SEJAK Mei 2017, Forum Masyarakat Katolik Indonesia Keuskupan Agung Jakarta (FMKI-KAJ) seperti mendapat ‘darah segar’. Banyak generasi muda mulai mengisi pos-pos penting di jajaran kepengurusan di forum ‘rembug bersama’ antarberbagai elemen organisasi sosial-kemasyarakatan berlabel katolik di tlatah KAJ ini.
Komunikasi Generasi Millenial
Yulius Setiarso –Ketua Umum FKMI KAJ mulai 2017-2020— bolehlah dibilang anak produk Zaman Millenial generasi awal. Bersama Maximinus AD Purnomo sebagai Sekretaris Umum, Yulius mencoba mengaktifkan roda organisasi FMKI KAJ dengan menyelenggarakan kegiatan-kegiatan edukatif yang mencerahkan pikiran dan menambah wawasan.
Program edukatif yang mencerahkan pikiran dan menambah wawasan ini akhirnya berhasil digelar dalam sebuah diskusi terbatas bertema “Komunikasi Generasi Millenial”.
Dua perspektif tentang Generasi Millenial
Mengambil lokasi di Gedung Yohanes di Paroki St. Yohanes Penginjil – Blok B, Kebayoran Baru, Jakarta, Minggu tengah hari (17/12/17), perbincangan dengan topik bahasan yang sangat ‘membumi’ ini menghadirkan dua narasumber yang berkompeten di bidangnya masing-masing.
┄┄┄┄┄┄┄┄┄┄
**Tugas A:** Terjemahkan kalimat dari artikel tentang FMKI-KAJ ini ke dalam bahasa Inggris: "Program edukatif yang mencerahkan pikiran dan menambah wawasan ini akhirnya berhasil digelar dalam sebuah diskusi terbatas bertema “Komunikasi Generasi Millenial”."
**Tugas B:** Menurut artikel tentang FMKI-KAJ, siapa yang menjabat sebagai Sekretaris Umum bersama Yulius Setiarso?
**Tugas C:** Lanjutkan artikel tentang FMKI-KAJ mulai dari kalimat terakhirnya.

(Daftar elemen dan kotaknya)
┄┄┄┄┄┄┄┄┄┄
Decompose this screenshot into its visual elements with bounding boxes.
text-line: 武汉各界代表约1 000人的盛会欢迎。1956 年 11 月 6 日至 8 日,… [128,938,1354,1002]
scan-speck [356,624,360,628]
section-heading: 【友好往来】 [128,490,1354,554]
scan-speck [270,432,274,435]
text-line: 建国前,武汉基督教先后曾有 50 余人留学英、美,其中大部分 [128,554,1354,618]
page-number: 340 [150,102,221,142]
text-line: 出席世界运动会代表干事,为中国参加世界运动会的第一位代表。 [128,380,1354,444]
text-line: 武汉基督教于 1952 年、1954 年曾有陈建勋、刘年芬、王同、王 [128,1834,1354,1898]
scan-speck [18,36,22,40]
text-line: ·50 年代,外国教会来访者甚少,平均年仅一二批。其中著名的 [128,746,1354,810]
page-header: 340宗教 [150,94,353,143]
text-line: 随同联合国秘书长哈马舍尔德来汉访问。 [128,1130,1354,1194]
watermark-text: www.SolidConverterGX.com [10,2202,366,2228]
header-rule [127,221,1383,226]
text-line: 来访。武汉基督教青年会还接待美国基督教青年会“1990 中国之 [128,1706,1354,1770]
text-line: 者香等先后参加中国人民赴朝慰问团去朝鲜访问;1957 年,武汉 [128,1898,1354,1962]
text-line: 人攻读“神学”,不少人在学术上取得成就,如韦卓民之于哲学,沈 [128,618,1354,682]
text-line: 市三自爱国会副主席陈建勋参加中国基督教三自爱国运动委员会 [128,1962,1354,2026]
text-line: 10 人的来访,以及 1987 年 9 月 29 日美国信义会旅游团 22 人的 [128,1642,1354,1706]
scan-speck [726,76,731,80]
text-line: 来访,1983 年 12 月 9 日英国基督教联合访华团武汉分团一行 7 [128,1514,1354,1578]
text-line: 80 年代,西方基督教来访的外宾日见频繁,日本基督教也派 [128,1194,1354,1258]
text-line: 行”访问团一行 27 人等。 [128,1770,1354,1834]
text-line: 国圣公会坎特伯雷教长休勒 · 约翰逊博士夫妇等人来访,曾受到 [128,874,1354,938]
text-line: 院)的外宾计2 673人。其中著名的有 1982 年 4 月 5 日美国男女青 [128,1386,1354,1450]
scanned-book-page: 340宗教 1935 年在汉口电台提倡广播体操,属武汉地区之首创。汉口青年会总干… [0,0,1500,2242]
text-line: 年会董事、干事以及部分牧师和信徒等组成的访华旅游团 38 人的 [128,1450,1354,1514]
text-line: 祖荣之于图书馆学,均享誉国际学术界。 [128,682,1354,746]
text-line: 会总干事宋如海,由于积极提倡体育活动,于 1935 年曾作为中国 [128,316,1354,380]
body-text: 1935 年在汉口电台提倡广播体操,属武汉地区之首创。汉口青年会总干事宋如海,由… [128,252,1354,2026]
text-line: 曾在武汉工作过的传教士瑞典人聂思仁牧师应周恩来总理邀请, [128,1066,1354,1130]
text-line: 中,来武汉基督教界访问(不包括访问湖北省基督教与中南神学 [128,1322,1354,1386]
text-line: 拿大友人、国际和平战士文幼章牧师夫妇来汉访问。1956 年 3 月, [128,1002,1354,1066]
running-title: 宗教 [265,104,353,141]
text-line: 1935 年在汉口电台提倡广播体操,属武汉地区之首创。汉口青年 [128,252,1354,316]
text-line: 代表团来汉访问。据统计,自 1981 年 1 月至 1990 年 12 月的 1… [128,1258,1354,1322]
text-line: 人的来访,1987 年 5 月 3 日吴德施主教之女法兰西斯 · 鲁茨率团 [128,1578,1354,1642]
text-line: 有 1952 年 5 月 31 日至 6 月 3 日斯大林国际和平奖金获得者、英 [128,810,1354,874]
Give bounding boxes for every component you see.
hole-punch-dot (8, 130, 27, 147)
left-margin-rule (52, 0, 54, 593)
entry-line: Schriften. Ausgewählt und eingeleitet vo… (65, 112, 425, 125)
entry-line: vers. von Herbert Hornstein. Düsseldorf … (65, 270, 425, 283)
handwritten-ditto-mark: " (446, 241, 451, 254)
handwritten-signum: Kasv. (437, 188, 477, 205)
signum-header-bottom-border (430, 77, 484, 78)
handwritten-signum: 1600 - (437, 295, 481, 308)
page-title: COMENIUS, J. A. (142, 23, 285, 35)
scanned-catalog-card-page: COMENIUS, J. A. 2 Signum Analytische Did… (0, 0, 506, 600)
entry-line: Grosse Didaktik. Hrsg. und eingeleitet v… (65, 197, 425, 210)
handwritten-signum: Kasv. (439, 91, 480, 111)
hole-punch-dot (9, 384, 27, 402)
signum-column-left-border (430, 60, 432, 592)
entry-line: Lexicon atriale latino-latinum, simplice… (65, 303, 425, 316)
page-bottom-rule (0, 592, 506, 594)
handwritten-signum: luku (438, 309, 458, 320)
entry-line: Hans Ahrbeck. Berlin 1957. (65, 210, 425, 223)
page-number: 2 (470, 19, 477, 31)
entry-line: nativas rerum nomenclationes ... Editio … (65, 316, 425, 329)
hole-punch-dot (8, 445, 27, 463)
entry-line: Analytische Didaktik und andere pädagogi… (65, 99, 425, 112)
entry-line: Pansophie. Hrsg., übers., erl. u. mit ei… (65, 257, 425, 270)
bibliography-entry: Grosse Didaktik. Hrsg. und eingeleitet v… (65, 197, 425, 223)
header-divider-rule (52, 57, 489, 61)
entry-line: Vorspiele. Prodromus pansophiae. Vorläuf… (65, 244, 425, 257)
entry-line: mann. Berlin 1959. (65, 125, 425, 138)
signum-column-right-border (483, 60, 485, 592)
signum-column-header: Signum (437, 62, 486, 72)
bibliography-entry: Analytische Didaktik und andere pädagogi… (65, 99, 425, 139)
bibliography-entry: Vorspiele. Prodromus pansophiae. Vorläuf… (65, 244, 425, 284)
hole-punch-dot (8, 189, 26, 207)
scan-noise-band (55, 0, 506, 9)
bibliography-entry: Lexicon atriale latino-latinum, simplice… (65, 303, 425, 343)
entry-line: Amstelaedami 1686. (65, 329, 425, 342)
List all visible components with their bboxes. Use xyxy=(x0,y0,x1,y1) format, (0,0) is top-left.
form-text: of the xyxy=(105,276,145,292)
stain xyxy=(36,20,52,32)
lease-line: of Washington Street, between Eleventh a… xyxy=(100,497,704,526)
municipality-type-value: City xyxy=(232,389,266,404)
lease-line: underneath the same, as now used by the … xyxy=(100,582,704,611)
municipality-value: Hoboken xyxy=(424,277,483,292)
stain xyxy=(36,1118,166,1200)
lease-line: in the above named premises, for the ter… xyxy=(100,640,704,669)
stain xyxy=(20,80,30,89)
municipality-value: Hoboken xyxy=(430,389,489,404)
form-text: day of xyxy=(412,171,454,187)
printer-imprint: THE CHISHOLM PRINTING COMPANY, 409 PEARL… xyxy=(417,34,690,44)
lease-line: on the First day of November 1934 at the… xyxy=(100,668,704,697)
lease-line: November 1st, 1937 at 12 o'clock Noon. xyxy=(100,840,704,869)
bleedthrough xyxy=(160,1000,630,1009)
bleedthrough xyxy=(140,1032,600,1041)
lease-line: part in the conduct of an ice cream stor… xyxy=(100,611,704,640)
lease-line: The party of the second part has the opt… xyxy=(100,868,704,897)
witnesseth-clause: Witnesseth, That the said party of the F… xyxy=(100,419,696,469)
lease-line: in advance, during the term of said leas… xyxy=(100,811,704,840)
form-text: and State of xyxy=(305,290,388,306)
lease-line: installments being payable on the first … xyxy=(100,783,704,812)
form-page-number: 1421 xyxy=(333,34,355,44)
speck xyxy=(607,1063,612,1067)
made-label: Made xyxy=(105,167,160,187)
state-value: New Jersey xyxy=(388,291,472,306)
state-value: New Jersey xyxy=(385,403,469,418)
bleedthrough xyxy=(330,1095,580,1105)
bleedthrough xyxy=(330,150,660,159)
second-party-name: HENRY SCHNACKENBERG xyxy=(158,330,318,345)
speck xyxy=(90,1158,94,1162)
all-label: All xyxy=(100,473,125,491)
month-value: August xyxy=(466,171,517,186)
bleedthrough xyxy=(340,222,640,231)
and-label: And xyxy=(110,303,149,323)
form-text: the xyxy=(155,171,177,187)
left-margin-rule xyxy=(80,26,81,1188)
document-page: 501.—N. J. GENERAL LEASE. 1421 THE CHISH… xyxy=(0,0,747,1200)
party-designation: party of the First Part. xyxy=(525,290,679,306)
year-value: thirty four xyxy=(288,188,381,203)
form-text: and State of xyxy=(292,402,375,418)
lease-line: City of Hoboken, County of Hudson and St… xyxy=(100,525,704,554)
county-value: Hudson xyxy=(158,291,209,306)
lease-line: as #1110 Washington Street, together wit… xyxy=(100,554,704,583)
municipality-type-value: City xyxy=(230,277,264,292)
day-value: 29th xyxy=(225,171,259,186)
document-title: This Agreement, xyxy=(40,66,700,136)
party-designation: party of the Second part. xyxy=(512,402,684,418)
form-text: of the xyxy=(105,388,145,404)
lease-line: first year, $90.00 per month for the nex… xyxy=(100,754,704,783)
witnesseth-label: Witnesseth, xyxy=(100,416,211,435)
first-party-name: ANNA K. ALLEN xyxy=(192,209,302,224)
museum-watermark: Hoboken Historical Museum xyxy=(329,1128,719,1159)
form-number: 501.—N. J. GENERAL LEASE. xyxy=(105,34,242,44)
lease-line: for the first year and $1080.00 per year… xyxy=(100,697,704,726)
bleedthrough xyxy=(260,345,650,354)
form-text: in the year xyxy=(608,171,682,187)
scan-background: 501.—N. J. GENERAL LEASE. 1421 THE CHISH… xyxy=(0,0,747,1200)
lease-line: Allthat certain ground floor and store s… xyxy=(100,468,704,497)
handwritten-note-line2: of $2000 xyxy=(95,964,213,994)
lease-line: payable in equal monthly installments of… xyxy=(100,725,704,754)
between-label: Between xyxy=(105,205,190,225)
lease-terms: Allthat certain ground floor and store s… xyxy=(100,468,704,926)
┄┄┄┄┄┄┄┄┄┄
**Jawaban A:** This educational program, which enlightens the mind and broadens insight, was finally held successfully as a limited discussion with the theme "Millennial Generation Communication".

**Jawaban B:** Maximinus AD Purnomo.

**Jawaban C:**
Kedua narasumber itu adalah:
- Andre Prodjo. Sehari-harinya, Andre yang telah banyak makan garam berkecimpung di dunia kreatif periklanan adalah CEO Meme Comic Indonesia.
- Lainnya adalah Dominique Nicky F, dosen alumnus Inggris dan kini menjadi peneliti profesional di CSIS (Centre for Strategic and International Studies) Jakarta.
Dalam pengantarnya mengawali diskusi terbatas bersama Andre dan Nicky tersebut, Yulius Setiarto menyebut kedua narasumber itu masuk kategori mumpuni. Itu karena keduanya sehari-hari bergaul dengan kaum Generasi Millenial “Zaman Now”.
Karena itu, kata Yulius, Andre akan bicara tentang model komunikasi Generasi Millenial dan content-nya dari perspektif praksis nyata. Paparan itu berangkat dari pengalamannya menyerap pola komunikasi Generasi Millenail “Zaman Now” yang dia temukan dan amati dalam pergaulannya sehari-hari bersama anak-anak muda “Zaman Now” ini.
Sementara Nicky, kata Yulius, akan meneropong fenomena tatanan sosial dan model komunikasi anak- anak muda “Zaman Now” ini dari perspektif ‘alam pikir’ mereka dalam mempersepsi sesuatu yang berkembang di masyarakat.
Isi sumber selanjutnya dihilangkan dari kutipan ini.